- Enunciado de la tarea -
Devuelve sin ningún cambio las líneas que empiezan en la que contiene "summary-row-item-charges: Total Amount" y terminan en la que contiene "page-title: Lazada Statement", ambas incluidas.

[Entradas de posición de ítems]
***
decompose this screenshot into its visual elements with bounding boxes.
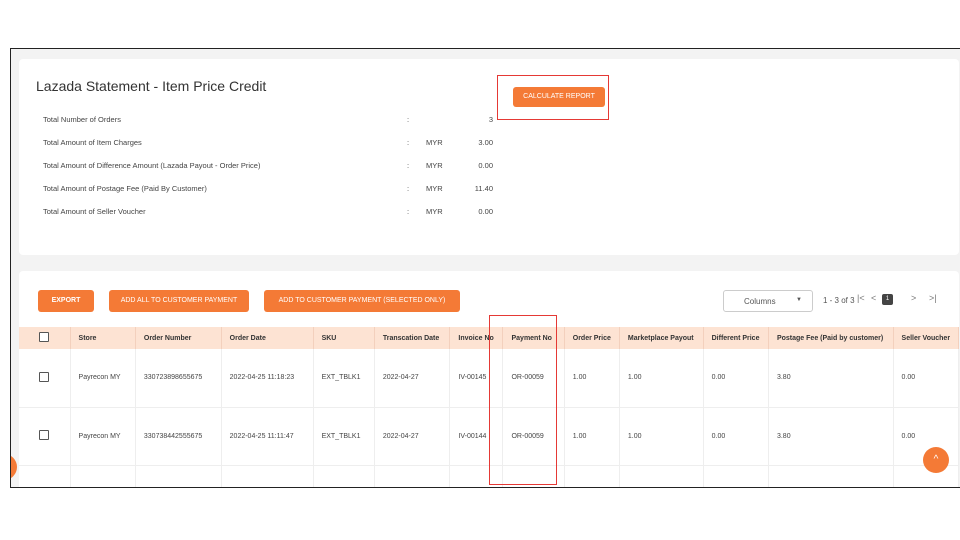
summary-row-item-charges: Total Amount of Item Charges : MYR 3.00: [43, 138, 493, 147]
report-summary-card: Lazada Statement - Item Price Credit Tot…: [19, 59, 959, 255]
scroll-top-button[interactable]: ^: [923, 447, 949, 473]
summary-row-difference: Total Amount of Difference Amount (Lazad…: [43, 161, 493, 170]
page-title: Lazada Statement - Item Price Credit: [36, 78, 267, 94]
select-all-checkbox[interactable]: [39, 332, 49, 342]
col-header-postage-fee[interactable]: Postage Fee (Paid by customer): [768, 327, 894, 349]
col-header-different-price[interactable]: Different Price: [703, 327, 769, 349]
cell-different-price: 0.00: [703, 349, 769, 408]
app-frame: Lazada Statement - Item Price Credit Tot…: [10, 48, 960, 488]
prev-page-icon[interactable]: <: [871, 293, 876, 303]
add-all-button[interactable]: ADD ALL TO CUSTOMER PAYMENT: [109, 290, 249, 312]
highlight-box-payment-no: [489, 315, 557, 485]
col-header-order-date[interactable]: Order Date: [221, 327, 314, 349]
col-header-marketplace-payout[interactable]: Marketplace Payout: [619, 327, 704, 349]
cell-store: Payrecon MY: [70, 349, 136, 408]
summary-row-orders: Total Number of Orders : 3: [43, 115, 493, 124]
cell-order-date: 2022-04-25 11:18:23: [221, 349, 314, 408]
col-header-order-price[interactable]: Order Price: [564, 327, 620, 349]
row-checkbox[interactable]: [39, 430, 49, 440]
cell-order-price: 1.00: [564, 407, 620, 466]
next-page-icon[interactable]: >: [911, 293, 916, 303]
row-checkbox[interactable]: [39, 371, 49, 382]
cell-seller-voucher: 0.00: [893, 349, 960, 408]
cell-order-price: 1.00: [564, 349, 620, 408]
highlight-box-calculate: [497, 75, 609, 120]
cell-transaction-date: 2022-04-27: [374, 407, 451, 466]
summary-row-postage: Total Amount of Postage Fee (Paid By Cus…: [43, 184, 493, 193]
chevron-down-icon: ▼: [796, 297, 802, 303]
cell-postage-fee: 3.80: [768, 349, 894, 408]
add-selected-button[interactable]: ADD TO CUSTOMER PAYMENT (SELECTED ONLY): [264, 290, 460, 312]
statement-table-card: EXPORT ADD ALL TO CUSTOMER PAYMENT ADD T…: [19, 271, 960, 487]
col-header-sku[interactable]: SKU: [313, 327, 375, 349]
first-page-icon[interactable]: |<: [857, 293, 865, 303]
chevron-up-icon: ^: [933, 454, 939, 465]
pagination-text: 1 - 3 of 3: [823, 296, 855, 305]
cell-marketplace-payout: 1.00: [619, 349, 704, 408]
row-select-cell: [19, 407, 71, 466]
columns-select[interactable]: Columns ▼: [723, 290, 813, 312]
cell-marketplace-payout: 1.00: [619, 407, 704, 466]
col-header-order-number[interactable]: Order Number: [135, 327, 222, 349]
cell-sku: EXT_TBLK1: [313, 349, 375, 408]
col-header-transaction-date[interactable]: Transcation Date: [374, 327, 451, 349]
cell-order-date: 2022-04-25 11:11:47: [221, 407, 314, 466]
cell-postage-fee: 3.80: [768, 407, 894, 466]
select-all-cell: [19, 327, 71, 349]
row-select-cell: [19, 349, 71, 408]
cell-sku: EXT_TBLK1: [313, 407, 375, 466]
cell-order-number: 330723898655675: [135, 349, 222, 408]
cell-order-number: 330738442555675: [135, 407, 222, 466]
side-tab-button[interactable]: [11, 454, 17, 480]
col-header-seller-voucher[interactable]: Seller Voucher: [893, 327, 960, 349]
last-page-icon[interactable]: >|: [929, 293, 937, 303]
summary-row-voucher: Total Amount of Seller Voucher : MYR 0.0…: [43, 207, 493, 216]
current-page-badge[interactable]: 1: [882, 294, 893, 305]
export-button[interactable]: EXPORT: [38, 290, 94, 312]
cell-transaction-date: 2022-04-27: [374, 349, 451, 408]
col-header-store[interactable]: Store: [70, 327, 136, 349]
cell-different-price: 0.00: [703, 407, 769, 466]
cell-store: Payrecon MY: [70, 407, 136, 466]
***
- Respuesta del ejercicio -
summary-row-item-charges: Total Amount of Item Charges : MYR 3.00: [43, 138, 493, 147]
report-summary-card: Lazada Statement - Item Price Credit Tot…: [19, 59, 959, 255]
scroll-top-button[interactable]: ^: [923, 447, 949, 473]
summary-row-difference: Total Amount of Difference Amount (Lazad…: [43, 161, 493, 170]
page-title: Lazada Statement - Item Price Credit: [36, 78, 267, 94]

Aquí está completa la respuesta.